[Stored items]
####################
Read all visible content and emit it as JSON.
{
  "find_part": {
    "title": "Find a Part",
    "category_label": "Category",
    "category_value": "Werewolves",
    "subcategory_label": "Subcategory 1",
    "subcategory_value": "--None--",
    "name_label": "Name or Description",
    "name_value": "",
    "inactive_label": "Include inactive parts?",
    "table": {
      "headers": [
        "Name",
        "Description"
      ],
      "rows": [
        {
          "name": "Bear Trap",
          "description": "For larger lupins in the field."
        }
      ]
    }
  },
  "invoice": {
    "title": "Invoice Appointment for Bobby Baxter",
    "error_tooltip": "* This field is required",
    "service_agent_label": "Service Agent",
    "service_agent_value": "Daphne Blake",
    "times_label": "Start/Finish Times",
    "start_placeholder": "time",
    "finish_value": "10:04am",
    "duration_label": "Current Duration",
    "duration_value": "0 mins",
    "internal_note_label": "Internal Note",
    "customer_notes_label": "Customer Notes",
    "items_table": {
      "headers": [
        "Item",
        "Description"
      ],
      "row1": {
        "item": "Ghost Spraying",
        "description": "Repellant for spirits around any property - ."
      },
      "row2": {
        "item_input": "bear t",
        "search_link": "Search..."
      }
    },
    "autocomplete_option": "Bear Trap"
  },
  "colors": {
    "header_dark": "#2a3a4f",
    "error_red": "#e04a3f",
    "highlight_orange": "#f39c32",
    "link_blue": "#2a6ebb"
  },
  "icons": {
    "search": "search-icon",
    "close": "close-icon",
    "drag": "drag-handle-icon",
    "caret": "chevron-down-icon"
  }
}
####################
Give a word-for-word copy of the records.

Read all visible content and emit it as JSON.
{
  "find_part": {
    "title": "Find a Part",
    "category_label": "Category",
    "category_value": "Werewolves",
    "subcategory_label": "Subcategory 1",
    "subcategory_value": "--None--",
    "name_label": "Name or Description",
    "name_value": "",
    "inactive_label": "Include inactive parts?",
    "table": {
      "headers": [
        "Name",
        "Description"
      ],
      "rows": [
        {
          "name": "Bear Trap",
          "description": "For larger lupins in the field."
        }
      ]
    }
  },
  "invoice": {
    "title": "Invoice Appointment for Bobby Baxter",
    "error_tooltip": "* This field is required",
    "service_agent_label": "Service Agent",
    "service_agent_value": "Daphne Blake",
    "times_label": "Start/Finish Times",
    "start_placeholder": "time",
    "finish_value": "10:04am",
    "duration_label": "Current Duration",
    "duration_value": "0 mins",
    "internal_note_label": "Internal Note",
    "customer_notes_label": "Customer Notes",
    "items_table": {
      "headers": [
        "Item",
        "Description"
      ],
      "row1": {
        "item": "Ghost Spraying",
        "description": "Repellant for spirits around any property - ."
      },
      "row2": {
        "item_input": "bear t",
        "search_link": "Search..."
      }
    },
    "autocomplete_option": "Bear Trap"
  },
  "colors": {
    "header_dark": "#2a3a4f",
    "error_red": "#e04a3f",
    "highlight_orange": "#f39c32",
    "link_blue": "#2a6ebb"
  },
  "icons": {
    "search": "search-icon",
    "close": "close-icon",
    "drag": "drag-handle-icon",
    "caret": "chevron-down-icon"
  }
}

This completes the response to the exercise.